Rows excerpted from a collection
+===+
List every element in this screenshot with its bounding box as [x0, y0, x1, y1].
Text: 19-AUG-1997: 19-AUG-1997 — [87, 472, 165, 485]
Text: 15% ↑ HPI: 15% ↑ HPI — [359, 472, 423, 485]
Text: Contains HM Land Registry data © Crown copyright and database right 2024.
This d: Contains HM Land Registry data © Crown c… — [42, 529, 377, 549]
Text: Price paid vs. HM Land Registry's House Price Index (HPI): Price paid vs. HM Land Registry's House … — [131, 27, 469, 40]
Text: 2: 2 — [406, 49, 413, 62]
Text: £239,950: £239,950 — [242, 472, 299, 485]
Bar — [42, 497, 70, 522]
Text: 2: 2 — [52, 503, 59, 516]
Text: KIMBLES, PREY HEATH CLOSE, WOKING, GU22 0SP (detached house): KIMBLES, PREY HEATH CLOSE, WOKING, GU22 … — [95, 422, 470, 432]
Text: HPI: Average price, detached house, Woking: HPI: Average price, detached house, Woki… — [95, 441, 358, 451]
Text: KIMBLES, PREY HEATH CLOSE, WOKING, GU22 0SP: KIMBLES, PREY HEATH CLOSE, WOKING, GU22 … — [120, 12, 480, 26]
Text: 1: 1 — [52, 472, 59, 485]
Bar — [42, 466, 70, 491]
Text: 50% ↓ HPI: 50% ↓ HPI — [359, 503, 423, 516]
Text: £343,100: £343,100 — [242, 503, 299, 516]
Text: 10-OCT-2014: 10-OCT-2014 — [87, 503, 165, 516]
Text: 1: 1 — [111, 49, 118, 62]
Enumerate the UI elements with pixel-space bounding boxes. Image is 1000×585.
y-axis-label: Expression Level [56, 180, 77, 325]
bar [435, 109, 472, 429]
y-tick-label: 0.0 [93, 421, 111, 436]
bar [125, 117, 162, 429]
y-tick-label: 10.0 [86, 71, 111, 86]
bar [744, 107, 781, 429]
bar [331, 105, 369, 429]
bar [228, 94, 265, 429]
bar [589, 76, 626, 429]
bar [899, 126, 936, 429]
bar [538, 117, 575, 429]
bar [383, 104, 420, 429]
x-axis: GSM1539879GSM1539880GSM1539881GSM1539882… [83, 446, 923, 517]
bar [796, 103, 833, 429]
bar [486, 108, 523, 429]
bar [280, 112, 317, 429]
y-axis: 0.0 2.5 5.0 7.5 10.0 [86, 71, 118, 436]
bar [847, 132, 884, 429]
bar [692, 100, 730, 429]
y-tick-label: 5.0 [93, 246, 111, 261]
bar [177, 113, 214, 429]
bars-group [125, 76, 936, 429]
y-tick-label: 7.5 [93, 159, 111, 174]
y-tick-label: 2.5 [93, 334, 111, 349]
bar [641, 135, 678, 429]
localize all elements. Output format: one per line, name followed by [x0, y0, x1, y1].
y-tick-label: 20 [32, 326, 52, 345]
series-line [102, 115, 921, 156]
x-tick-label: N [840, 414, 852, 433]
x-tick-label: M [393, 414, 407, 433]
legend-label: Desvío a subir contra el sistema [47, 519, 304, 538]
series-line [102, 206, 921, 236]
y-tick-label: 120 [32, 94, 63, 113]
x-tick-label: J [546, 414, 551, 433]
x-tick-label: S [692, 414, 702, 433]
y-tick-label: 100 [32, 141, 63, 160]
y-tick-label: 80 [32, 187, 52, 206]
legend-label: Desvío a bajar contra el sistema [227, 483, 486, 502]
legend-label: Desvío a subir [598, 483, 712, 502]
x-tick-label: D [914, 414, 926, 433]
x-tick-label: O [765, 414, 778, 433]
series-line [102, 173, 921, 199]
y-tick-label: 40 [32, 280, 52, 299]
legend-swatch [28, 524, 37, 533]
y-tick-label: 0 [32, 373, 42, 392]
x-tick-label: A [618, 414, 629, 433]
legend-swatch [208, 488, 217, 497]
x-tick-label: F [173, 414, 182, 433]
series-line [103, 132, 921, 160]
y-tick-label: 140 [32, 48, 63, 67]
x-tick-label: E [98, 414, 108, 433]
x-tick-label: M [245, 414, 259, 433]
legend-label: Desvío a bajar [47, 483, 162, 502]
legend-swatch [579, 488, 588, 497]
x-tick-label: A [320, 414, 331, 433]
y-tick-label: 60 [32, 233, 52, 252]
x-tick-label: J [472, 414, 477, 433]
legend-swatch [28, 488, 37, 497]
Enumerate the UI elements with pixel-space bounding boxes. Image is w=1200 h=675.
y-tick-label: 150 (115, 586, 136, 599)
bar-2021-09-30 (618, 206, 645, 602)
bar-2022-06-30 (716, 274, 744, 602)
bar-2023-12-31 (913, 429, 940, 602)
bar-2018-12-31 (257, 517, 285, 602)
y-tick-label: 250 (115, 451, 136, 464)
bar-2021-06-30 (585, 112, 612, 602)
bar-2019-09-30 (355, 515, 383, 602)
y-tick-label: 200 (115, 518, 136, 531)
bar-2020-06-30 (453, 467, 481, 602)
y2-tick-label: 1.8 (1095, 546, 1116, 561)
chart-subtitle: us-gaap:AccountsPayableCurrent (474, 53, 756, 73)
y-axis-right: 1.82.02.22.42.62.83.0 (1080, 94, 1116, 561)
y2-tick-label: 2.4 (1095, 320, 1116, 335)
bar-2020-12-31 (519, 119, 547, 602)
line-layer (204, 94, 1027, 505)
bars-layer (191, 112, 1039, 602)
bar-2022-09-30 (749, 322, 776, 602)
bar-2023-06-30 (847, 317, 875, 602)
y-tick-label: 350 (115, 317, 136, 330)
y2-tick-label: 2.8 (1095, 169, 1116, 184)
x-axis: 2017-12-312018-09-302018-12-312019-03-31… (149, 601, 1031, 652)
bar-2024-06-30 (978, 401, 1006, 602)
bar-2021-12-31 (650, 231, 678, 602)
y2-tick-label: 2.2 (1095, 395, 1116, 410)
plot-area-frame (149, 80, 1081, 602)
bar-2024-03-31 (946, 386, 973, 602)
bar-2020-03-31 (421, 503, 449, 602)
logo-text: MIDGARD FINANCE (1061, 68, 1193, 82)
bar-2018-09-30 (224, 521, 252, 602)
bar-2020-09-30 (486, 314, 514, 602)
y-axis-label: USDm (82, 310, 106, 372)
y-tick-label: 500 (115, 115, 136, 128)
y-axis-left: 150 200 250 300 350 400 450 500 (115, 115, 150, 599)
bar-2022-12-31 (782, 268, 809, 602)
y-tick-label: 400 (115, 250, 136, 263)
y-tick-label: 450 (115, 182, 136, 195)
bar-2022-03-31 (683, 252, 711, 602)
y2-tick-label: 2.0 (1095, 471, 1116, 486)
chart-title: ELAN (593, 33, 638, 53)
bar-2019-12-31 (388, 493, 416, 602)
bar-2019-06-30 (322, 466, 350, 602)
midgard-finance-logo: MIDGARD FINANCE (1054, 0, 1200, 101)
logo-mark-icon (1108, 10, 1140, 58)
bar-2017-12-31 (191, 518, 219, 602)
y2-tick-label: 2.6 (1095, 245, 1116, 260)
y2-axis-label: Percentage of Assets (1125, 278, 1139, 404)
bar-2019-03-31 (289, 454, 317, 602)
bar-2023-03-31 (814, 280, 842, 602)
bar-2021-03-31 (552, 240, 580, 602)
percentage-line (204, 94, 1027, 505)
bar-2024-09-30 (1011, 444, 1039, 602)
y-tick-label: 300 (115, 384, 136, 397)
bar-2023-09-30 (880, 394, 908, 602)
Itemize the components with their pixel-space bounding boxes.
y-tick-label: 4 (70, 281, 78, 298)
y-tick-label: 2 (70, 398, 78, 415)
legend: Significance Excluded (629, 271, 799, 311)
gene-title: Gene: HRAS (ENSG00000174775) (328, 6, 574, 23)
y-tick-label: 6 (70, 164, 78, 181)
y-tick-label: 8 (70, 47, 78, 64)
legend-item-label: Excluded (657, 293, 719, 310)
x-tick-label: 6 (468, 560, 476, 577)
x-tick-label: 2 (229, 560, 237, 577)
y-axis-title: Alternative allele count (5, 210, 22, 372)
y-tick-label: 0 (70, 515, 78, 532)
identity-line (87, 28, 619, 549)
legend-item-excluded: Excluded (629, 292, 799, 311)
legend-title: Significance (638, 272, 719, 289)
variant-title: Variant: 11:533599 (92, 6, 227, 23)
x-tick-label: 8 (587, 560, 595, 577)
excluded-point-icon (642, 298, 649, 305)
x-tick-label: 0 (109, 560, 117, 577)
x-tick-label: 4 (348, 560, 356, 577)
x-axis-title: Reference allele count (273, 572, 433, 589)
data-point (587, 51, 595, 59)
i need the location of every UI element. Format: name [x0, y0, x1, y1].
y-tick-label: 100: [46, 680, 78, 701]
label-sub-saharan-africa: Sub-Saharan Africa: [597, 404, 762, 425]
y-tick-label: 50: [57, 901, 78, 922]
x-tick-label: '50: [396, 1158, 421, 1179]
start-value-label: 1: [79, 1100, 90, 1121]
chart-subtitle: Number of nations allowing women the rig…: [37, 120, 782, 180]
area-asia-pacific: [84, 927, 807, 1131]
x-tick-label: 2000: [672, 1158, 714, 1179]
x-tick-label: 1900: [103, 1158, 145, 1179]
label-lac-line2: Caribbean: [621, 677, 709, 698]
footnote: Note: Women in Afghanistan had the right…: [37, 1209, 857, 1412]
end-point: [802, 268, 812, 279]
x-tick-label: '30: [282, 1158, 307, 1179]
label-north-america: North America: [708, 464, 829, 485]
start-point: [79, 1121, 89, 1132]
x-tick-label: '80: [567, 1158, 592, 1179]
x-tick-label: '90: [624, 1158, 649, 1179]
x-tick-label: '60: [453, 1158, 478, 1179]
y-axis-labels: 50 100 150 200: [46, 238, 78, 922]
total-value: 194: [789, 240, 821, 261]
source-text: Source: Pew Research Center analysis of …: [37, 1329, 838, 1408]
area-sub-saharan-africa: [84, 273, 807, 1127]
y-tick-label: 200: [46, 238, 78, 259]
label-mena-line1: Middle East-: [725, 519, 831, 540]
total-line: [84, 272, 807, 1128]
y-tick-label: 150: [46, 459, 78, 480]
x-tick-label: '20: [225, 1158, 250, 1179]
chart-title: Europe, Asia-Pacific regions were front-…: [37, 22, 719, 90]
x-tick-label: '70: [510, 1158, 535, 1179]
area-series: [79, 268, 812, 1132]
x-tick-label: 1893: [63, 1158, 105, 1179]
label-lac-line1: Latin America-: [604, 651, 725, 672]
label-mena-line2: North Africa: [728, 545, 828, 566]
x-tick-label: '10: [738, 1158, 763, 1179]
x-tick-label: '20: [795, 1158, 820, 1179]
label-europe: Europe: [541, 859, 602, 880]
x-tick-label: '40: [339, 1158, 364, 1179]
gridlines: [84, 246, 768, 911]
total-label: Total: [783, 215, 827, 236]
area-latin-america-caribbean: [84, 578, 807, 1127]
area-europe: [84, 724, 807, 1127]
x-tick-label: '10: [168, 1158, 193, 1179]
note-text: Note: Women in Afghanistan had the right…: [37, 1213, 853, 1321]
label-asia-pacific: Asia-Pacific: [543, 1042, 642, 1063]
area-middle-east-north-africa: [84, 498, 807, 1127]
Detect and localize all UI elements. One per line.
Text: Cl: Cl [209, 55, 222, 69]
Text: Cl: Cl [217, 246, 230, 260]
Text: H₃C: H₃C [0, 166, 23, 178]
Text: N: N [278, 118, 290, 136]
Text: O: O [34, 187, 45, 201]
+===+
» What to do: Reproduce the rows above verbatim, starting from the first row and stopping after the line containing "Text: Contains HM", with that line included.

» Result below:
List every element in this screenshot with its bounding box as [x0, y0, x1, y1].
Text: 19-AUG-1997: 19-AUG-1997 — [87, 472, 165, 485]
Text: 15% ↑ HPI: 15% ↑ HPI — [359, 472, 423, 485]
Text: Contains HM Land Registry data © Crown copyright and database right 2024.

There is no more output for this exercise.